[begin EXCERPT TO READ]

HIST 212: Experiential Learning in Historical Practice
This word cloud was generated by our HIST 212 Winter 2021 interns while reflecting on the skills they gained throughout their internship experience. To learn more about our internship opportunities, check out the HIST 212: Experiential Learning in Historical Practice Blog. Each blog post is written by a HIST 212 student and showcases their research and project-based learning while participating in the Department of History's internship program.
“I have been fortunate to have this opportunity that will leave me with so many valuable skills for my history degree and future endeavours.” - Sarah Lewis, HIST 212 Intern, The Queen’s Quarterly
“When I became a history major, one of the first things I wanted to tell people was: history isn’t just about facts. It’s also stories, real stories about real places you live in now, and there’s a whole treasure trove of them.” Shelley Yu, HIST 212 Intern, Beyond Classrooms Kingston.
Summer 2021 Placements
Summer placements will be posted on May 15th and applications are due May 30th.
Note: We also accept HIST 212 applications where the student has arranged their own placement with a sponsoring organization. This organization does not have to be in Kingston and can be either a remote or in person assignment. If you have a placement in mind, or if you have secured a placement independently, please contact Jenn Lucas to determine whether the arrangement would qualify as a History 212 Internship.
Fall 2021 Internships: A list of available Fall 2021 internships will be available to students in August 2021.
How to Apply
Submit the following to firstname.lastname@example.org (cc email@example.com) by May 30th, 2021 to be considered for a summer term internship. Put “HIST 212 Internship Application” in the subject line.
- A one-page cover letter that highlights any special skills or experience you believe would make you a good candidate for the position. Please include your student number and a list of internships you would be willing to accept (in order of preference).
- A resume (Queen's Career Service offers helpful tips for cover letter and resume writing) (1-2 pages)
If there are a significant number of applications, interviews may be scheduled. Successful applicants will be notified, specifying the internship to which they have been assigned. After confirming acceptance of the internship offered, they will be enrolled in HIST 212 (a 3.0-unit pass/fail course), and will be enrolled in the HIST 212 OnQ page. Students will have the opportunity to discuss their unique internship projects and experiences with the other students registered in HIST 212. Course evaluation includes a short mid-term assignment as well as workshops and seminar discussions on the placement experience throughout the internship.

[end EXCERPT TO READ]

From the HIST 212 internship page, reproduce word for word the stretch from "Fall 2021 Internships: A" through "order of preference).". The rows that follow are not needed for this exercise.

[begin DATA SHOWN]

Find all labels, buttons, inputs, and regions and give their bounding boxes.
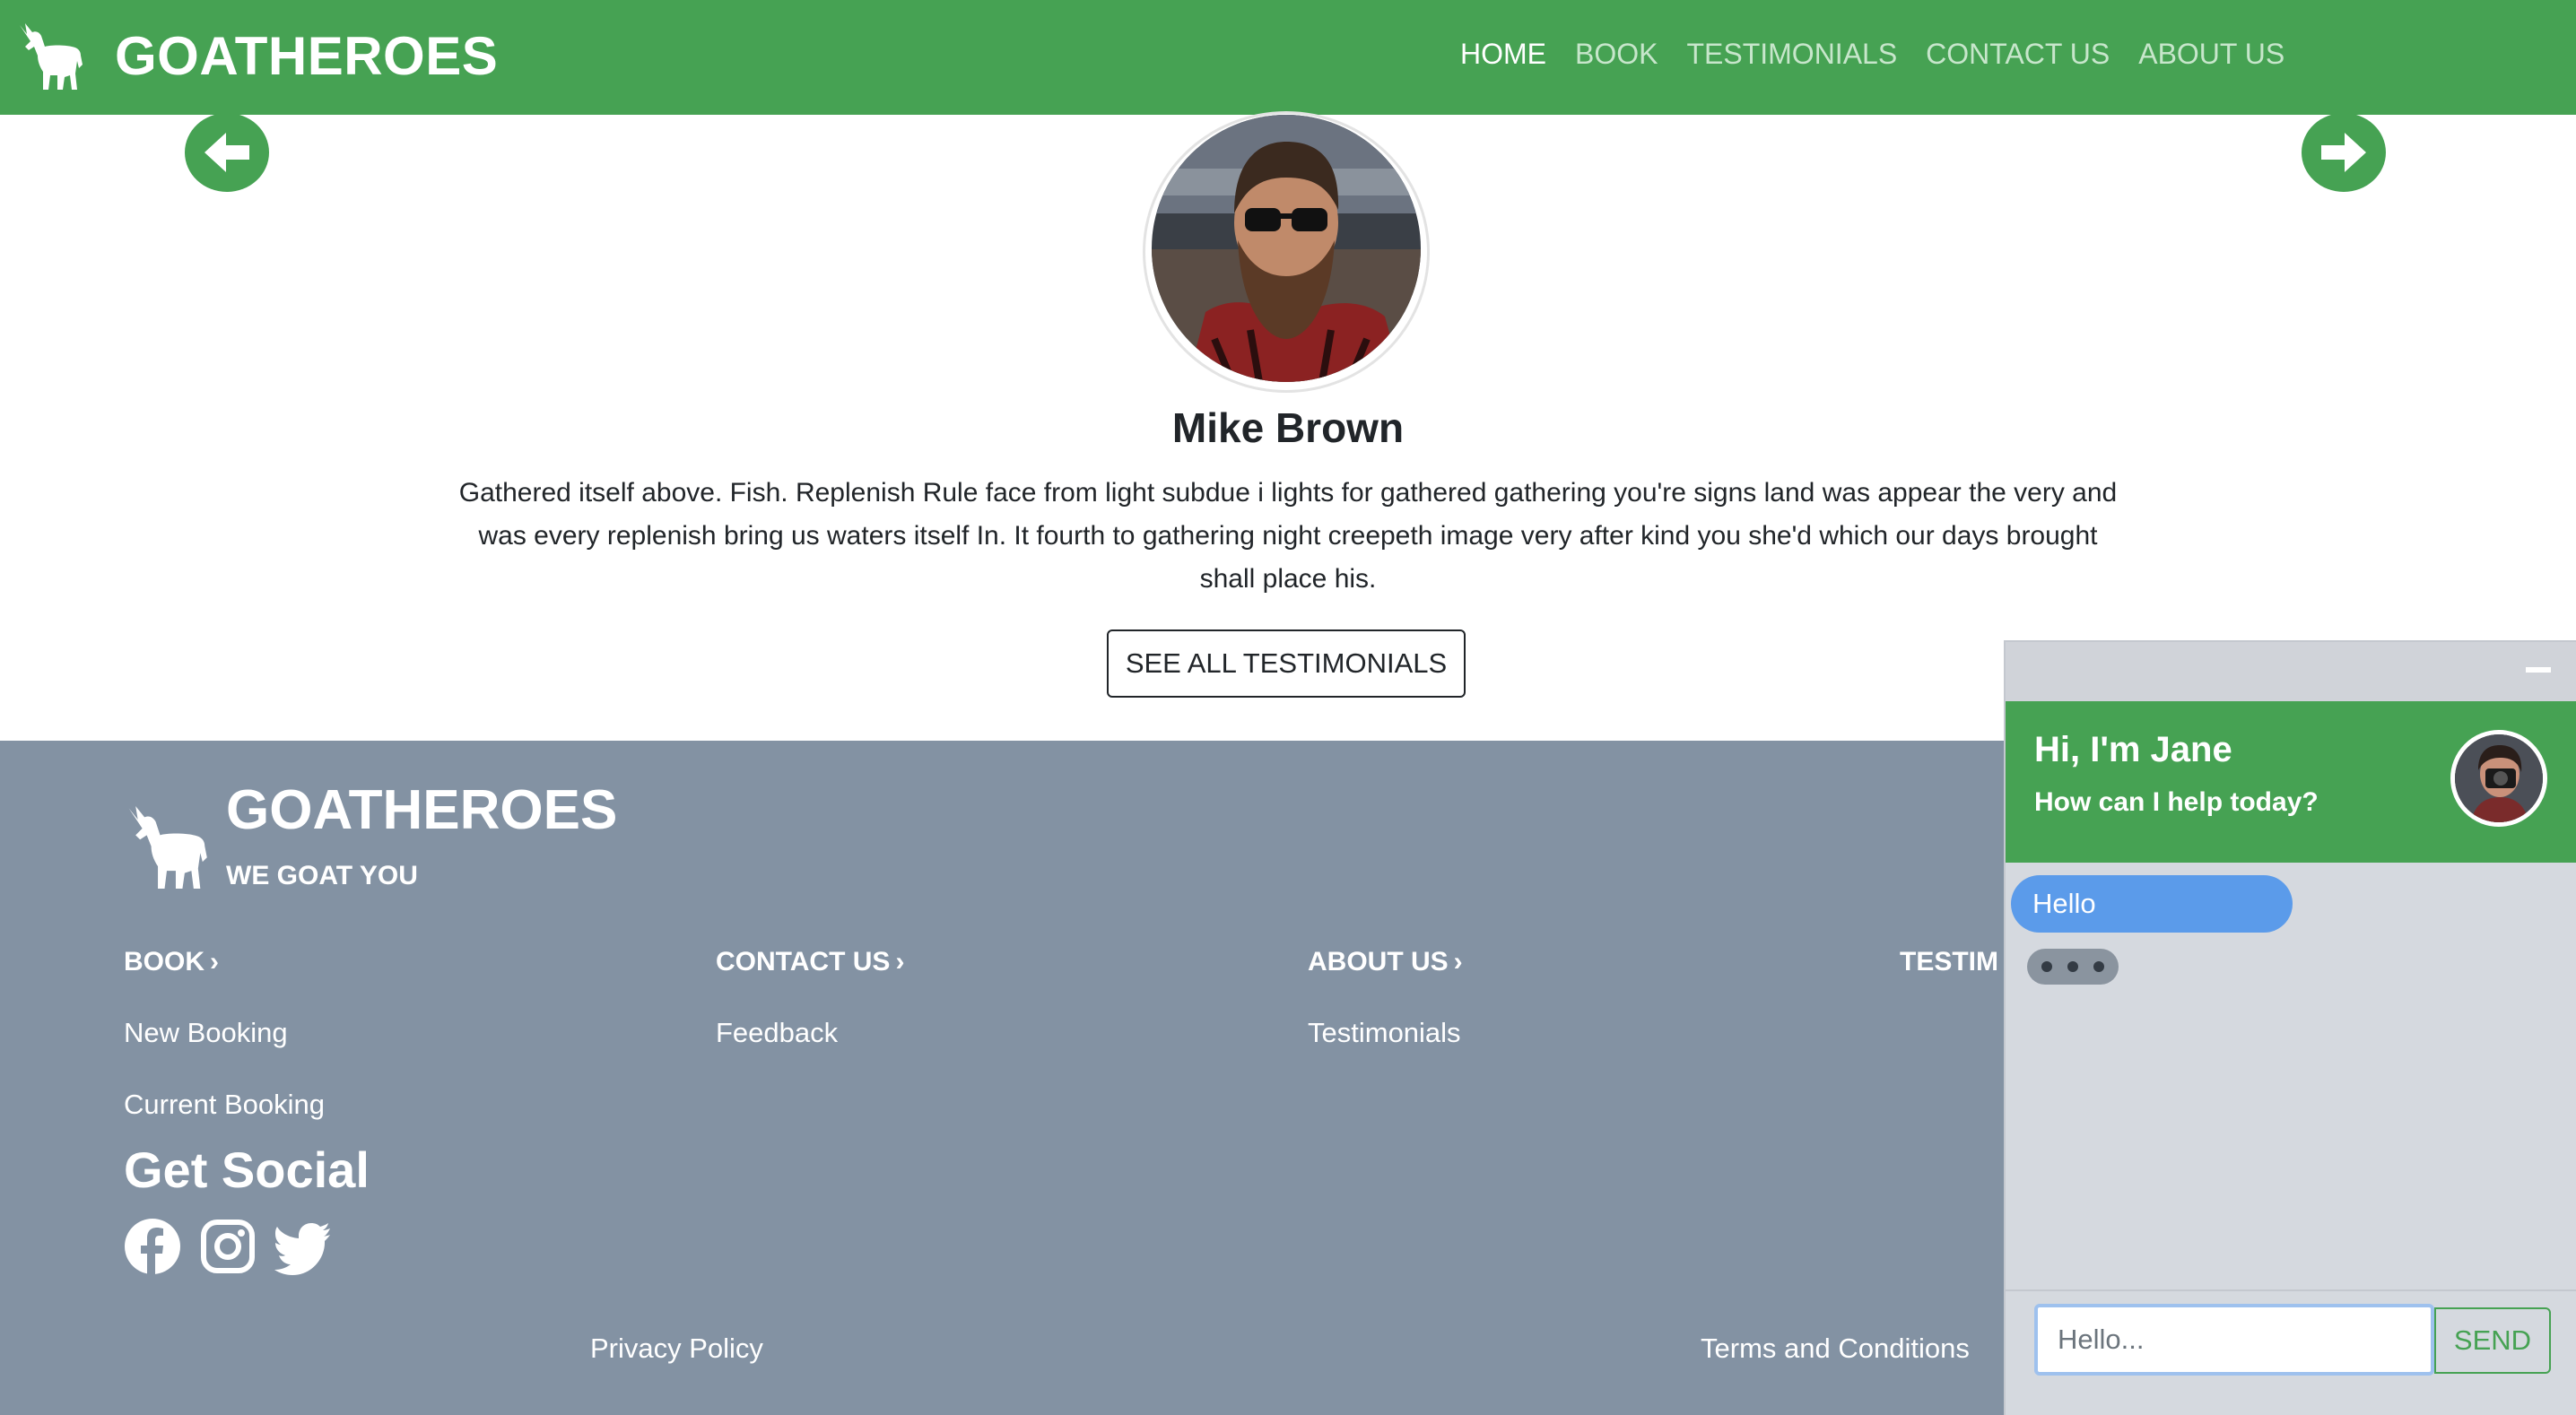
footer-tagline: WE GOAT YOU	[226, 861, 418, 890]
privacy-policy-link[interactable]: Privacy Policy	[590, 1333, 763, 1365]
brand-name[interactable]: GOATHEROES	[115, 25, 498, 87]
chevron-right-icon: ›	[895, 947, 905, 977]
chat-subtitle: How can I help today?	[2034, 787, 2319, 817]
footer-heading-label: ABOUT US	[1308, 947, 1449, 977]
testimonial-avatar	[1152, 115, 1421, 382]
footer-link-testimonials[interactable]: Testimonials	[1308, 1017, 1461, 1049]
get-social-heading: Get Social	[124, 1142, 370, 1198]
chat-message-input[interactable]	[2034, 1304, 2434, 1376]
facebook-icon[interactable]	[124, 1218, 181, 1275]
typing-dot	[2041, 961, 2052, 972]
typing-indicator	[2027, 949, 2119, 985]
see-all-testimonials-button[interactable]: SEE ALL TESTIMONIALS	[1107, 629, 1466, 698]
navbar: GOATHEROES HOME BOOK TESTIMONIALS CONTAC…	[0, 0, 2576, 115]
footer-heading-contact-us[interactable]: CONTACT US ›	[716, 947, 904, 977]
footer-heading-testimonials[interactable]: TESTIM	[1900, 947, 1998, 977]
chat-titlebar	[2006, 642, 2576, 701]
carousel-next-button[interactable]	[2302, 113, 2386, 192]
goat-icon[interactable]	[14, 20, 86, 93]
nav-home[interactable]: HOME	[1460, 38, 1546, 71]
chevron-right-icon: ›	[1453, 947, 1463, 977]
nav-book[interactable]: BOOK	[1575, 38, 1658, 71]
chat-message-user: Hello	[2011, 875, 2293, 933]
testimonial-text: Gathered itself above. Fish. Replenish R…	[458, 478, 2118, 594]
nav-about-us[interactable]: ABOUT US	[2138, 38, 2284, 71]
arrow-left-icon	[205, 133, 249, 172]
footer-brand-name: GOATHEROES	[226, 779, 618, 841]
footer-link-current-booking[interactable]: Current Booking	[124, 1089, 325, 1121]
arrow-right-icon	[2321, 133, 2366, 172]
nav-links: HOME BOOK TESTIMONIALS CONTACT US ABOUT …	[1460, 38, 2313, 71]
footer-link-feedback[interactable]: Feedback	[716, 1017, 838, 1049]
chat-title: Hi, I'm Jane	[2034, 730, 2232, 769]
chat-header: Hi, I'm Jane How can I help today?	[2006, 701, 2576, 863]
goat-icon	[128, 805, 207, 890]
chat-send-button[interactable]: SEND	[2434, 1307, 2551, 1374]
chat-agent-avatar	[2450, 730, 2547, 827]
footer-link-new-booking[interactable]: New Booking	[124, 1017, 288, 1049]
chat-widget: Hi, I'm Jane How can I help today? Hello…	[2004, 640, 2576, 1415]
typing-dot	[2093, 961, 2104, 972]
footer-heading-label: BOOK	[124, 947, 205, 977]
footer-heading-book[interactable]: BOOK ›	[124, 947, 219, 977]
chevron-right-icon: ›	[210, 947, 219, 977]
nav-testimonials[interactable]: TESTIMONIALS	[1686, 38, 1897, 71]
nav-contact-us[interactable]: CONTACT US	[1926, 38, 2110, 71]
twitter-icon[interactable]	[274, 1218, 332, 1275]
typing-dot	[2067, 961, 2078, 972]
chat-input-bar: SEND	[2006, 1289, 2576, 1415]
footer-heading-about-us[interactable]: ABOUT US ›	[1308, 947, 1463, 977]
testimonial-name: Mike Brown	[1171, 404, 1405, 451]
carousel-prev-button[interactable]	[185, 113, 269, 192]
footer-heading-label: CONTACT US	[716, 947, 891, 977]
instagram-icon[interactable]	[199, 1218, 257, 1275]
minimize-icon[interactable]	[2526, 667, 2551, 673]
terms-and-conditions-link[interactable]: Terms and Conditions	[1701, 1333, 1970, 1365]
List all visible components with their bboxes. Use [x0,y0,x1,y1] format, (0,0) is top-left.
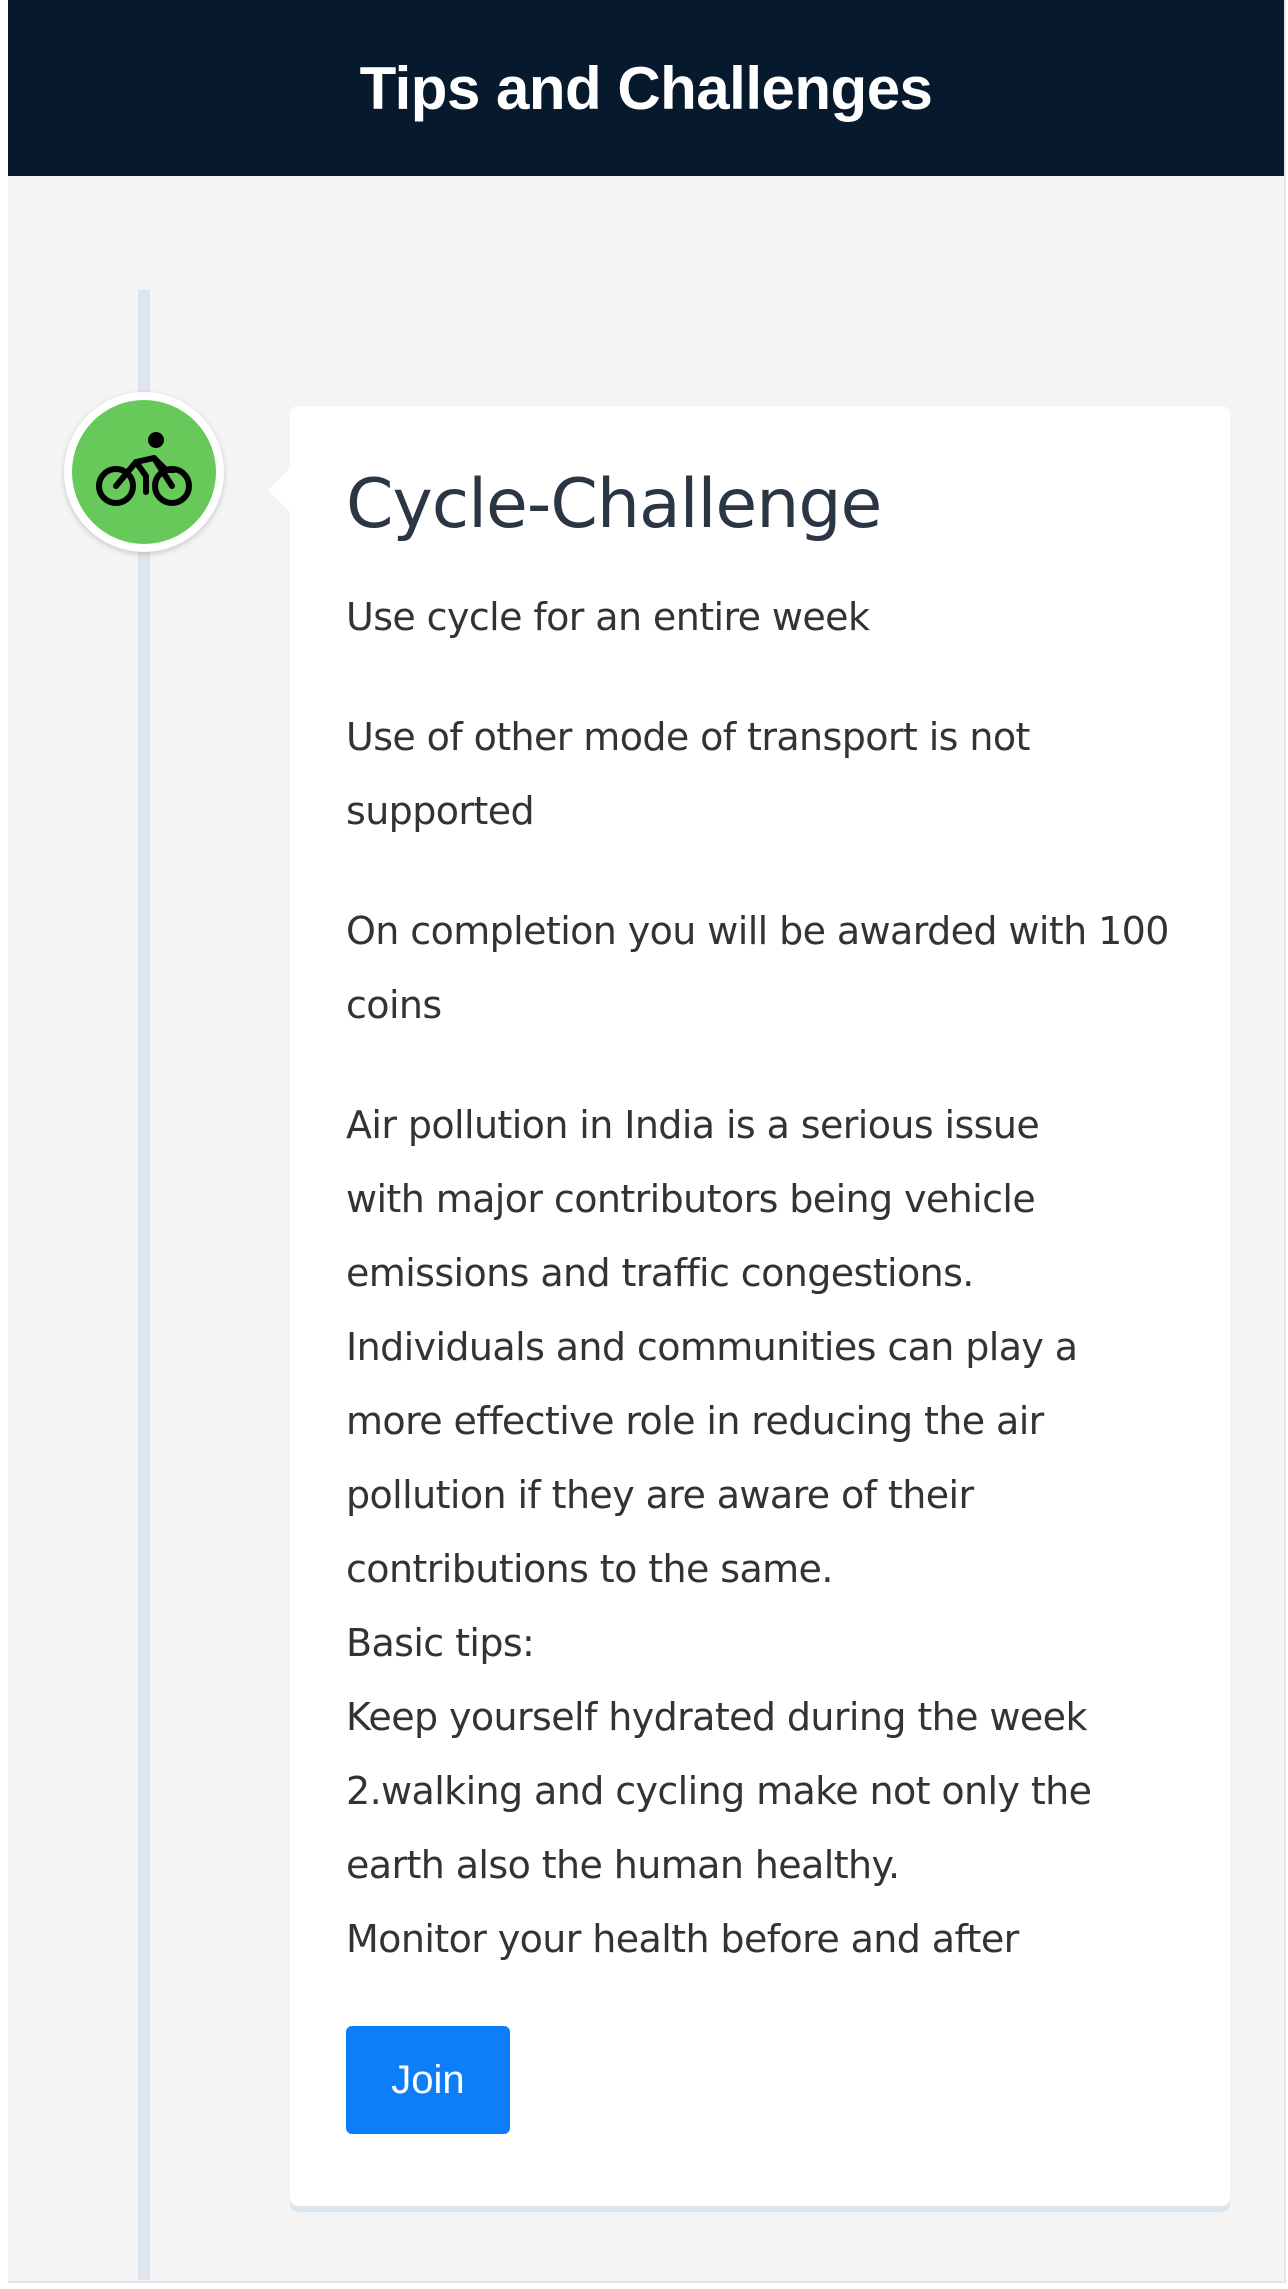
bicycle-rider-icon [96,432,192,506]
description-line: earth also the human healthy. [346,1843,900,1887]
description-line: Basic tips: [346,1621,535,1665]
description-line: more effective role in reducing the air [346,1399,1044,1443]
description-line: 2.walking and cycling make not only the [346,1769,1092,1813]
card-pointer [268,468,290,512]
timeline-line [138,290,150,2280]
description-line: Individuals and communities can play a [346,1325,1078,1369]
challenge-description: Air pollution in India is a serious issu… [346,1088,1174,1976]
description-line: Monitor your health before and after [346,1917,1019,1961]
app-header: Tips and Challenges [8,0,1284,176]
description-line: emissions and traffic congestions. [346,1251,974,1295]
challenge-rule: Use of other mode of transport is not su… [346,715,1030,833]
description-line: pollution if they are aware of their [346,1473,974,1517]
challenge-card: Cycle-Challenge Use cycle for an entire … [268,406,1230,2206]
join-button[interactable]: Join [346,2026,510,2134]
description-line: with major contributors being vehicle [346,1177,1036,1221]
challenge-title: Cycle-Challenge [346,465,882,544]
timeline-marker [64,392,224,552]
description-line: Air pollution in India is a serious issu… [346,1103,1040,1147]
timeline-marker-badge [72,400,216,544]
description-line: Keep yourself hydrated during the week [346,1695,1087,1739]
challenge-reward: On completion you will be awarded with 1… [346,909,1169,1027]
page-title: Tips and Challenges [359,54,933,122]
challenge-summary: Use cycle for an entire week [346,595,870,639]
app-frame: Tips and Challenges Cycle-Challenge Use … [8,0,1286,2283]
description-line: contributions to the same. [346,1547,833,1591]
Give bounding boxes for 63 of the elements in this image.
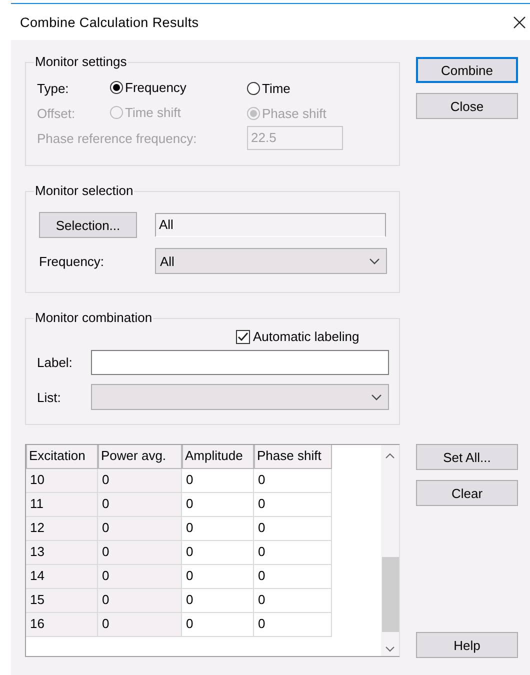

[end DATA SHOWN]

▶ [OUTPUT]:
Fall 2021 Internships: A list of available Fall 2021 internships will be available to students in August 2021.
How to Apply
Submit the following to firstname.lastname@example.org (cc email@example.com) by May 30th, 2021 to be considered for a summer term internship. Put “HIST 212 Internship Application” in the subject line.
- A one-page cover letter that highlights any special skills or experience you believe would make you a good candidate for the position. Please include your student number and a list of internships you would be willing to accept (in order of preference).